Records from a dataset
>>>
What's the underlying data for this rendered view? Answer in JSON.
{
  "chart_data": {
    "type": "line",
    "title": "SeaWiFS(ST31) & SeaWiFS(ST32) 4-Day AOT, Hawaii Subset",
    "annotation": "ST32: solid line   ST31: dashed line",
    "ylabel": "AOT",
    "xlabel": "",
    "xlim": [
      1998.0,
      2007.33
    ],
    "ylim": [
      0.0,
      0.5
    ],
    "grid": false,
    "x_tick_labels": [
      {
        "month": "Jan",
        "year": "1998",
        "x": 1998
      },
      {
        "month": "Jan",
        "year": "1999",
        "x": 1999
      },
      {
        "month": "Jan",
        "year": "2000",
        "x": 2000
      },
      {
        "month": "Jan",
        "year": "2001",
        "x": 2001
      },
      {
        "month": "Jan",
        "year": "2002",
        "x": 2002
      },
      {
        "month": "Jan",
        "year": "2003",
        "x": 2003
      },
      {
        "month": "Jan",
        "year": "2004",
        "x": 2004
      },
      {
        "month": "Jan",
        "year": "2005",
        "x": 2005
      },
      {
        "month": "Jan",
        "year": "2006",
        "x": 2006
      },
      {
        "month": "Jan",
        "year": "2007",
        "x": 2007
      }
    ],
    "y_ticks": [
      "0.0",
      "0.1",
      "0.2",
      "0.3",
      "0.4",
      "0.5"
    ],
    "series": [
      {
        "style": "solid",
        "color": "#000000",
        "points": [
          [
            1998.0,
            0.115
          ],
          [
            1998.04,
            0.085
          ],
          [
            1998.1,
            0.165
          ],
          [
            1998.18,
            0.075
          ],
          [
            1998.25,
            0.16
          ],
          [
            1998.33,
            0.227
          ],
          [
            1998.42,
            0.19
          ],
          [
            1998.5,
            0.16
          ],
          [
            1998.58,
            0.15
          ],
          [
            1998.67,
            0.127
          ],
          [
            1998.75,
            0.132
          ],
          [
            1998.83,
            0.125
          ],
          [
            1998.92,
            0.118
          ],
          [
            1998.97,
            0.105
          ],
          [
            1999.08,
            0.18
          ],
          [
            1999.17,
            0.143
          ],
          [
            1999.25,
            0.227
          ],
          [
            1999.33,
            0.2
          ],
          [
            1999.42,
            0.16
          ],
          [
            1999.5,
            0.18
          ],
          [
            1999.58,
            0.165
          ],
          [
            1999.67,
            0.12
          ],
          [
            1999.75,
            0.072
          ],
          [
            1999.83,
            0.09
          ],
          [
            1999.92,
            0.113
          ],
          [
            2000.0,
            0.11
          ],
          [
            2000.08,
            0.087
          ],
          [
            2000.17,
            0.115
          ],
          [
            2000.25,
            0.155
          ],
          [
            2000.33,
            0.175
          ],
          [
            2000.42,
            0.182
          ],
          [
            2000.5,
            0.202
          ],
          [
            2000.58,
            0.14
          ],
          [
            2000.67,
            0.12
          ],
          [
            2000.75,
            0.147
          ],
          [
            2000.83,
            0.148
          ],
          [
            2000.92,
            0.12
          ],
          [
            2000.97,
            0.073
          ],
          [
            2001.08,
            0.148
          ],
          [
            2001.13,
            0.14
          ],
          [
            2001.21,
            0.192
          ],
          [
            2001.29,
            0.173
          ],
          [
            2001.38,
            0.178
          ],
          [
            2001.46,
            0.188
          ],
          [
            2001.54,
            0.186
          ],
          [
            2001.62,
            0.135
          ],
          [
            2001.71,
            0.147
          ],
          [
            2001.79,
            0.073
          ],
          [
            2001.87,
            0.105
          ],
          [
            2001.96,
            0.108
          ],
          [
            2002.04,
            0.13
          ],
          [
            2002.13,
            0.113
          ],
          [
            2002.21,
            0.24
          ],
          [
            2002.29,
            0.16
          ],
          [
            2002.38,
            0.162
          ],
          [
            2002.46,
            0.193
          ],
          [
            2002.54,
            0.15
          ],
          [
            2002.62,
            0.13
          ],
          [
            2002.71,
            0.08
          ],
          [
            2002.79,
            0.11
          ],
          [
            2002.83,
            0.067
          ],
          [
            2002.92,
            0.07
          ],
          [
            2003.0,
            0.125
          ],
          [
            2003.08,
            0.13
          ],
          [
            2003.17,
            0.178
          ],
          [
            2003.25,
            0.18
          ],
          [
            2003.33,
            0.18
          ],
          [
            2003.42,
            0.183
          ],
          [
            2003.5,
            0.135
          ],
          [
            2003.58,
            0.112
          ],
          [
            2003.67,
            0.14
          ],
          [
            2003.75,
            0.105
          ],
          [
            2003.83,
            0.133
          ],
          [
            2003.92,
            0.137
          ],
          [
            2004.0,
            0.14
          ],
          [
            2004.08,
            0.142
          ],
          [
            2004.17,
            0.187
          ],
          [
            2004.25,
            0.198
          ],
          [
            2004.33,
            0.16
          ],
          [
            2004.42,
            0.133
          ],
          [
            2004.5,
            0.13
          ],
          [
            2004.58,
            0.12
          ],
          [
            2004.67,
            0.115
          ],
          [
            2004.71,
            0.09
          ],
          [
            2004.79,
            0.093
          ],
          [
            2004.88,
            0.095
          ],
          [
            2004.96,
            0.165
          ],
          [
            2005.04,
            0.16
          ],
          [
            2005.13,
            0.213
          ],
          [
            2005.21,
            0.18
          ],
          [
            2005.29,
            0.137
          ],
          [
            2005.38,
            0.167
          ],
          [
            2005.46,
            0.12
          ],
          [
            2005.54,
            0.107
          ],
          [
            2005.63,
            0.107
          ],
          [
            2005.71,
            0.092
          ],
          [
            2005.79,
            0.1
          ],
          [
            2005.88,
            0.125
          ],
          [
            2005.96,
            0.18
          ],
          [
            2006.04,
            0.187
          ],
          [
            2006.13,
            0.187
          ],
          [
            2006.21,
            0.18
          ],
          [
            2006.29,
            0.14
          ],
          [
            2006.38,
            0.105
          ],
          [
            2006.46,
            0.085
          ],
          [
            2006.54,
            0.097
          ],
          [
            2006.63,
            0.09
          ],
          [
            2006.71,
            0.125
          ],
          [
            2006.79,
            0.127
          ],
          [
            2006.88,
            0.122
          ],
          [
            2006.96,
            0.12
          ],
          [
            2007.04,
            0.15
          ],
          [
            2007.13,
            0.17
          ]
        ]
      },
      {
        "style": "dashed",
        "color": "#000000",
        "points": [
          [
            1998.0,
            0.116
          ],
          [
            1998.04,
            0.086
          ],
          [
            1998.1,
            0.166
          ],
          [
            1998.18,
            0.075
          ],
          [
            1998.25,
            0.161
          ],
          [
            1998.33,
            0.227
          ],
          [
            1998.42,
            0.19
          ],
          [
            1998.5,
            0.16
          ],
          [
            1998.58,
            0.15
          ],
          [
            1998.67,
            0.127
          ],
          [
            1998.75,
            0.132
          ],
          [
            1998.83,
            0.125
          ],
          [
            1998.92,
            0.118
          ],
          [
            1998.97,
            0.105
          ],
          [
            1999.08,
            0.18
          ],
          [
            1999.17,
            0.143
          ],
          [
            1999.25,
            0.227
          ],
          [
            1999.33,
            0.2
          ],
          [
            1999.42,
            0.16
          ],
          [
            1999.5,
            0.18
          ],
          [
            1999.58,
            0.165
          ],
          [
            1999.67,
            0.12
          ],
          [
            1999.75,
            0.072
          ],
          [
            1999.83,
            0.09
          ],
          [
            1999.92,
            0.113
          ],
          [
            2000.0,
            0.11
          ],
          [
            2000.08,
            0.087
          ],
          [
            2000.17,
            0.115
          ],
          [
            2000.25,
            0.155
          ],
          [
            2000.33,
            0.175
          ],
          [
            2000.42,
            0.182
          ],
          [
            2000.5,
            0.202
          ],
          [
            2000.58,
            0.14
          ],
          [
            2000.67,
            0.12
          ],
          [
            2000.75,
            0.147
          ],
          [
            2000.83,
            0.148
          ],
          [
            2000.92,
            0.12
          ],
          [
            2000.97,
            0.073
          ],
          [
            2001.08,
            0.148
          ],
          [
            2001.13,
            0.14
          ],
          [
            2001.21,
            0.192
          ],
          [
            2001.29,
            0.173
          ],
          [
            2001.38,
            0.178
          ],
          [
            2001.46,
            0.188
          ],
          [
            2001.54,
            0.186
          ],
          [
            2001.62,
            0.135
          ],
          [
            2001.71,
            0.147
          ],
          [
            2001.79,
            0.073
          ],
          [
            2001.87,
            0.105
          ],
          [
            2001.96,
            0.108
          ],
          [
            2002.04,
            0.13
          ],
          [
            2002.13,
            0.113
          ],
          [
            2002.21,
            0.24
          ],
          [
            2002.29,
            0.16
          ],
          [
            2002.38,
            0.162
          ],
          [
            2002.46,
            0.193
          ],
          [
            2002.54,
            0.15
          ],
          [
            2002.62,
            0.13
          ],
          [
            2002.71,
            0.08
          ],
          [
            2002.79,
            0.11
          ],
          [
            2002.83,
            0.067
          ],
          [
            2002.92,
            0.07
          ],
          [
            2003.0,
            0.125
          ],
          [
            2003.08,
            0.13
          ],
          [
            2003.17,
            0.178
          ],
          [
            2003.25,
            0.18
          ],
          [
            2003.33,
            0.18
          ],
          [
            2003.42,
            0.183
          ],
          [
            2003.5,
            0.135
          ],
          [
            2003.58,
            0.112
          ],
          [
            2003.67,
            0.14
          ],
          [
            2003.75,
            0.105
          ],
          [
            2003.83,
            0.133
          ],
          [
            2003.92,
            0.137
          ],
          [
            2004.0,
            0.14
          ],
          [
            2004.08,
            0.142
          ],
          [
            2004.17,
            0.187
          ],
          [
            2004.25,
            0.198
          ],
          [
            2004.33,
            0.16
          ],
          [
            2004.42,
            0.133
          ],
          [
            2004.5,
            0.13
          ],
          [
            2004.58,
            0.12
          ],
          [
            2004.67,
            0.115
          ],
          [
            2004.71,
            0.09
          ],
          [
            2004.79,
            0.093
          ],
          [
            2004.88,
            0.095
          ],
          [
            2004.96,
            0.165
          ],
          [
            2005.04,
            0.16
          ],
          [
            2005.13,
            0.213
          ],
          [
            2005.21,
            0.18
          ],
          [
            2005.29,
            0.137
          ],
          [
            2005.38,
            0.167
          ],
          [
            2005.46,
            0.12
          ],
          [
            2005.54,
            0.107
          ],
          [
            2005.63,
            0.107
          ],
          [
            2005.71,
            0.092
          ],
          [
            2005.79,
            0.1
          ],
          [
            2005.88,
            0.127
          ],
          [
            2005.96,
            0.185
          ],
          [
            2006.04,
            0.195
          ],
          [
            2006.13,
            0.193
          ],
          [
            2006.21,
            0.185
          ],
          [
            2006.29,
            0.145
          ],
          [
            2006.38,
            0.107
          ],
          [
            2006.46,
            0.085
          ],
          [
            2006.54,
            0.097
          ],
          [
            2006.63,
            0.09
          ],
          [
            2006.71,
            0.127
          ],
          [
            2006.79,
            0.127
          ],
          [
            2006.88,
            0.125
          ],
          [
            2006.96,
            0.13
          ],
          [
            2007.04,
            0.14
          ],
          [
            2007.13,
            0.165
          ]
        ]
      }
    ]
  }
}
<<<
EXERCISE TASK:
Find each line holding the string "year" and copy it out.

TASK OUTPUT:
        "year": "1998",
        "year": "1999",
        "year": "2000",
        "year": "2001",
        "year": "2002",
        "year": "2003",
        "year": "2004",
        "year": "2005",
        "year": "2006",
        "year": "2007",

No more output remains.